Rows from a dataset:
────────

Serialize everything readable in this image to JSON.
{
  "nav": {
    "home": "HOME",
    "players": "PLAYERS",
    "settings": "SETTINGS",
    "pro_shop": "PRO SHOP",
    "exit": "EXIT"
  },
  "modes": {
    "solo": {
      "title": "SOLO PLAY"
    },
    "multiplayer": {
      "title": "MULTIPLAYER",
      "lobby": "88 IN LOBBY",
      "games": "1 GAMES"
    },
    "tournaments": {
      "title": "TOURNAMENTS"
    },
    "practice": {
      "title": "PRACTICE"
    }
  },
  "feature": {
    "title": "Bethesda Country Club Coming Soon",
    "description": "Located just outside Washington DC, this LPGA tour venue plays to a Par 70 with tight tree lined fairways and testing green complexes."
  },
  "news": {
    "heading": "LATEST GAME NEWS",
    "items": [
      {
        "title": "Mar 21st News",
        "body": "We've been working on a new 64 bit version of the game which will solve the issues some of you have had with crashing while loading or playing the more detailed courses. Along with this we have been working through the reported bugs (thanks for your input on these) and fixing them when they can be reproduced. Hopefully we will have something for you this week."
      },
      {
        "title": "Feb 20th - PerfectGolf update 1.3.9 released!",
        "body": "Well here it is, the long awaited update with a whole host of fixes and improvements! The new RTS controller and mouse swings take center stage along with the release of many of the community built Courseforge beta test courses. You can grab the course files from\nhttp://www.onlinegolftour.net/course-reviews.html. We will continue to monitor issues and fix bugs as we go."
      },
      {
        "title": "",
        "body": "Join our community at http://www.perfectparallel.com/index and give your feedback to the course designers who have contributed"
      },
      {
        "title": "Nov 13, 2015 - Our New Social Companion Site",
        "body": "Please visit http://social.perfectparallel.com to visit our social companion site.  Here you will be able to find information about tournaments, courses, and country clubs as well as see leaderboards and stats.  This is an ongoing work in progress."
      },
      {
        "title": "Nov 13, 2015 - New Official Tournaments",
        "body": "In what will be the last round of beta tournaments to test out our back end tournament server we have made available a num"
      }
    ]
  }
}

────────

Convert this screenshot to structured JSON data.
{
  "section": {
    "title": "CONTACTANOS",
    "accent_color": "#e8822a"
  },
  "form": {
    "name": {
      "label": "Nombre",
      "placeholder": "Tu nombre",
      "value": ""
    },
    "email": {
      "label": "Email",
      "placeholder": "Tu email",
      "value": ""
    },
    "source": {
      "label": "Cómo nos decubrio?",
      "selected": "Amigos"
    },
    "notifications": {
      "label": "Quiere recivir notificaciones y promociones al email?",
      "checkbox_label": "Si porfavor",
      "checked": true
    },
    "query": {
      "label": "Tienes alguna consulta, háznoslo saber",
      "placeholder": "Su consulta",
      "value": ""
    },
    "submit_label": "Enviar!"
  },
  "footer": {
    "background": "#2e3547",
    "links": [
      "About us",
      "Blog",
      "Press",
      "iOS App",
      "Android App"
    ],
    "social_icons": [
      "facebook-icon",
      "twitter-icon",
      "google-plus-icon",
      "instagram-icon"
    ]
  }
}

────────

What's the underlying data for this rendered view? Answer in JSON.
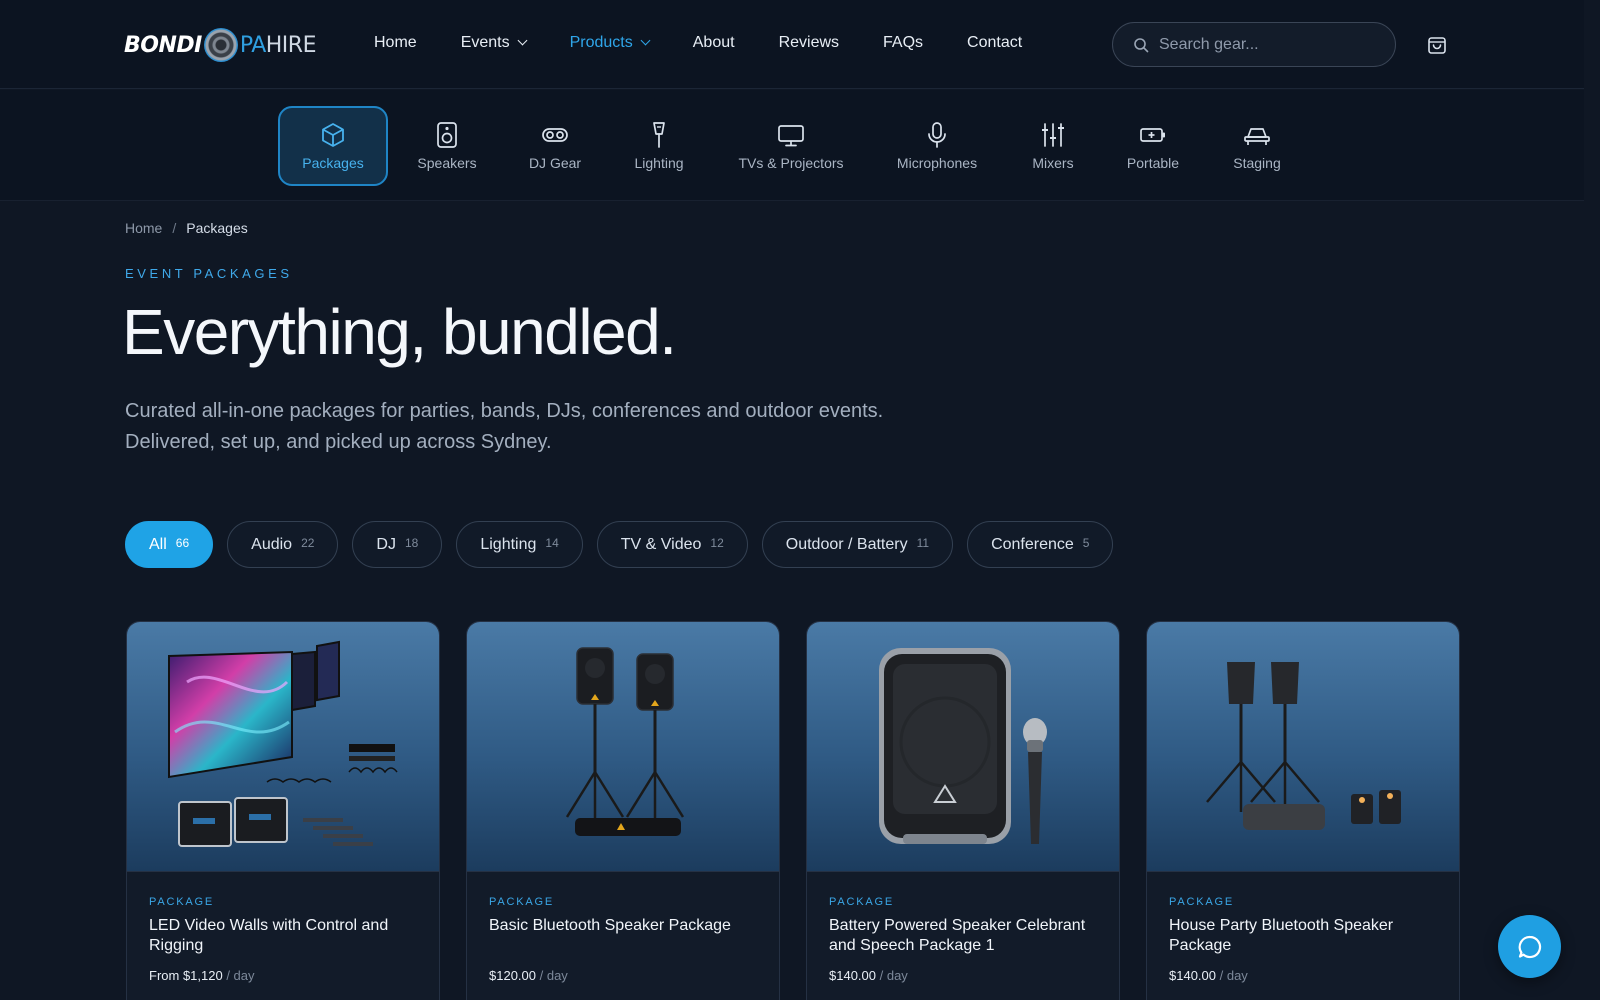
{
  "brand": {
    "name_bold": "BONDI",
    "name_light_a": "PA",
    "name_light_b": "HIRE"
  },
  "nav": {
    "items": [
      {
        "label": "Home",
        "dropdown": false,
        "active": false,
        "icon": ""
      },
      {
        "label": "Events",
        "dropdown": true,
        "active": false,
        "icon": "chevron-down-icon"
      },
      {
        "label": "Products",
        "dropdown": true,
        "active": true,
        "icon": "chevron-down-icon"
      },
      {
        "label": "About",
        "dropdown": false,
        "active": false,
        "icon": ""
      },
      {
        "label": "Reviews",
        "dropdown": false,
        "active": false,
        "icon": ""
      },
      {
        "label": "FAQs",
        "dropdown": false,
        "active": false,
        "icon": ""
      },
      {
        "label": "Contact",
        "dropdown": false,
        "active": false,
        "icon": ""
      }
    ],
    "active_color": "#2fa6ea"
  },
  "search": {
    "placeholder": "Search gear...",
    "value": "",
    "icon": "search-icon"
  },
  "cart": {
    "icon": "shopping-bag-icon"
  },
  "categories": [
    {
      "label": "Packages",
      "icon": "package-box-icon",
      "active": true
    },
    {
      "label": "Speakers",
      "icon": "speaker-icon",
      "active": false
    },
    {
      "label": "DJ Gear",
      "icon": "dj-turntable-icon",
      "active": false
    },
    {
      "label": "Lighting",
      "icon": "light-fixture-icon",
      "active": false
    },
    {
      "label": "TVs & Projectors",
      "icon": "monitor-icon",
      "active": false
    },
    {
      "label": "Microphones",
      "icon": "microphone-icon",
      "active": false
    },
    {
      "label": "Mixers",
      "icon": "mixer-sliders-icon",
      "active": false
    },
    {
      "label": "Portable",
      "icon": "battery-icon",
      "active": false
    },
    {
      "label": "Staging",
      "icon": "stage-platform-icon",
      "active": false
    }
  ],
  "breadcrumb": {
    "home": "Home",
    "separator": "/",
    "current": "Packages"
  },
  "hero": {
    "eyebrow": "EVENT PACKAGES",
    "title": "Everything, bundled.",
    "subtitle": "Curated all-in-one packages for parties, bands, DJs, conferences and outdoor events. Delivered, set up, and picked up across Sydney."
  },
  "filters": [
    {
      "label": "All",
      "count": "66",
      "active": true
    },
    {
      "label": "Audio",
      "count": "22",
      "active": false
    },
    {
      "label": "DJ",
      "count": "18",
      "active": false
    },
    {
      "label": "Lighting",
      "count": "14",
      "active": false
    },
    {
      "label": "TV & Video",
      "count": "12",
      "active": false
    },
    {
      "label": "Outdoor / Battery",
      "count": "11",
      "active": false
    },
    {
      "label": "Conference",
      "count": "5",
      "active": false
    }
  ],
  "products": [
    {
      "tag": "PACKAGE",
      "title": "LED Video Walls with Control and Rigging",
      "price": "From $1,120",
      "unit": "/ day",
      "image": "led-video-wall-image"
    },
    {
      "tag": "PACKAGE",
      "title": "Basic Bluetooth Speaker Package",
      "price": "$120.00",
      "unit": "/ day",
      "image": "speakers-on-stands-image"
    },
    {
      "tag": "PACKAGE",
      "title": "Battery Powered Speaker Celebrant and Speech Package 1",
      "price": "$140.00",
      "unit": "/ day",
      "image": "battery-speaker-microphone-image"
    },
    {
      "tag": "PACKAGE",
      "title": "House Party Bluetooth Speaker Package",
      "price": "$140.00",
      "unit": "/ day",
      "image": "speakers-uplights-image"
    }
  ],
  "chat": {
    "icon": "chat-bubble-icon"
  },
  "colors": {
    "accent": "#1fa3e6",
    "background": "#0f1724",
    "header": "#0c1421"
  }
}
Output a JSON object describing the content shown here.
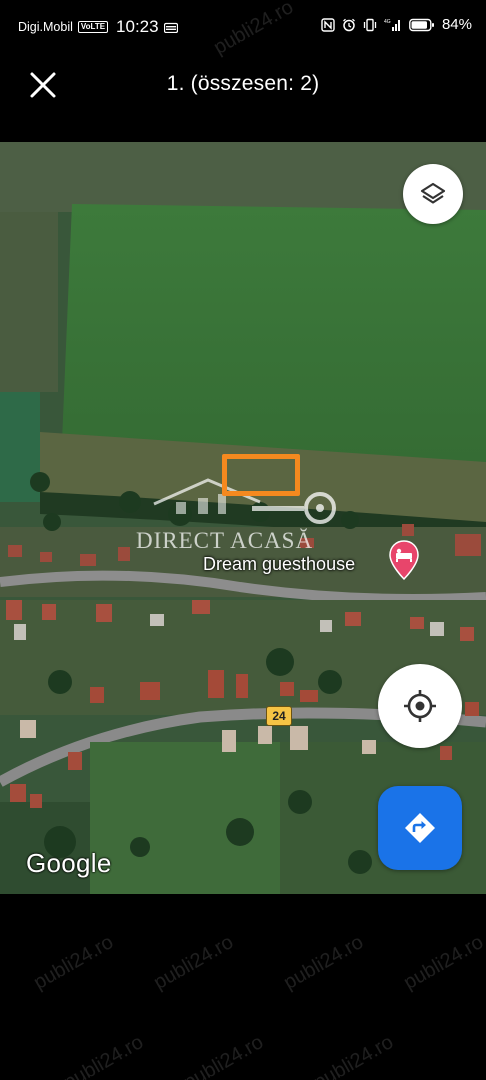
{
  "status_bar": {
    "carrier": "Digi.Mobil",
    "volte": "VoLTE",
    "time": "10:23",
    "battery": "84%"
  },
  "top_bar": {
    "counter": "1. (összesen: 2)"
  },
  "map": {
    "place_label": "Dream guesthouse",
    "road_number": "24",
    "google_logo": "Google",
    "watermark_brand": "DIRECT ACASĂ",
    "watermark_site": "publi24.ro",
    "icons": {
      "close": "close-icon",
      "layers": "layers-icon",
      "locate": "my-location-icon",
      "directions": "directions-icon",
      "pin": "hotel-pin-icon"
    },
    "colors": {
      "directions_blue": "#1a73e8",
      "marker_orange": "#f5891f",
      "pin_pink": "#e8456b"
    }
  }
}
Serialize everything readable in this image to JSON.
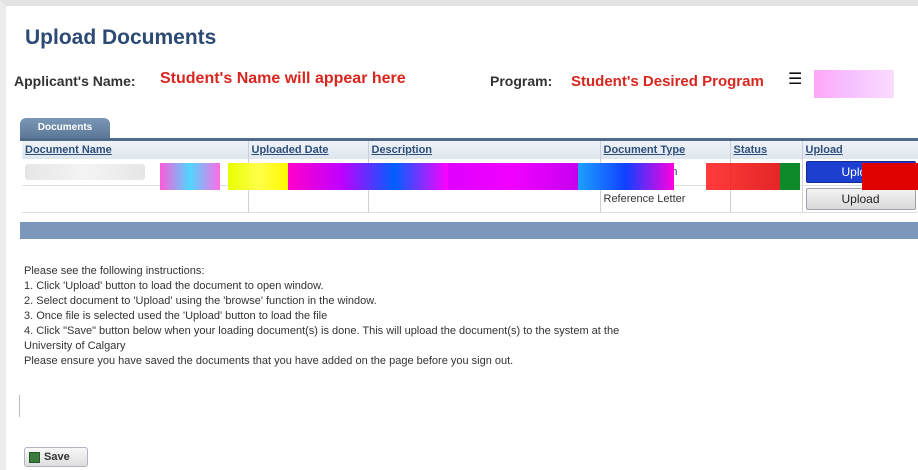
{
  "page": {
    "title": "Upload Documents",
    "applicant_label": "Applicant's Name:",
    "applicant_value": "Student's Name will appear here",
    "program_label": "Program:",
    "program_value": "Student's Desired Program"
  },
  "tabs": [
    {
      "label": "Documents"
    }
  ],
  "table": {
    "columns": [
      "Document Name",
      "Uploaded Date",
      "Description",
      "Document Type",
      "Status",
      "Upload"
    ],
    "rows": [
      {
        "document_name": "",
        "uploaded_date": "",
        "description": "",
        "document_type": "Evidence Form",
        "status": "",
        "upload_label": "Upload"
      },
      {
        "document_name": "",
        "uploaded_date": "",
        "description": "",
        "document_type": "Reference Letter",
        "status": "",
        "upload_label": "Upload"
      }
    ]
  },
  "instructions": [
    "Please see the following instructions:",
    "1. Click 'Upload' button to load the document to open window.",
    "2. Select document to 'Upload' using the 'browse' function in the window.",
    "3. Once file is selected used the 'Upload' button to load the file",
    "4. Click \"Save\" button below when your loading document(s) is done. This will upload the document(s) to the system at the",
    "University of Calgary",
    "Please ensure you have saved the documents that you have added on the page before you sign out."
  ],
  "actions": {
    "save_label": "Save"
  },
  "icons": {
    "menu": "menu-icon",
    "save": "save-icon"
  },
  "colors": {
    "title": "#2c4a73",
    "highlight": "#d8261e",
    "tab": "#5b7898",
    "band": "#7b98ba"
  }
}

────────

--- WHAT YOU WILL DO ---
Copy out every line holding the string "page".

--- FULL OUTPUT ---
  "page": {
    "Please ensure you have saved the documents that you have added on the page before you sign out."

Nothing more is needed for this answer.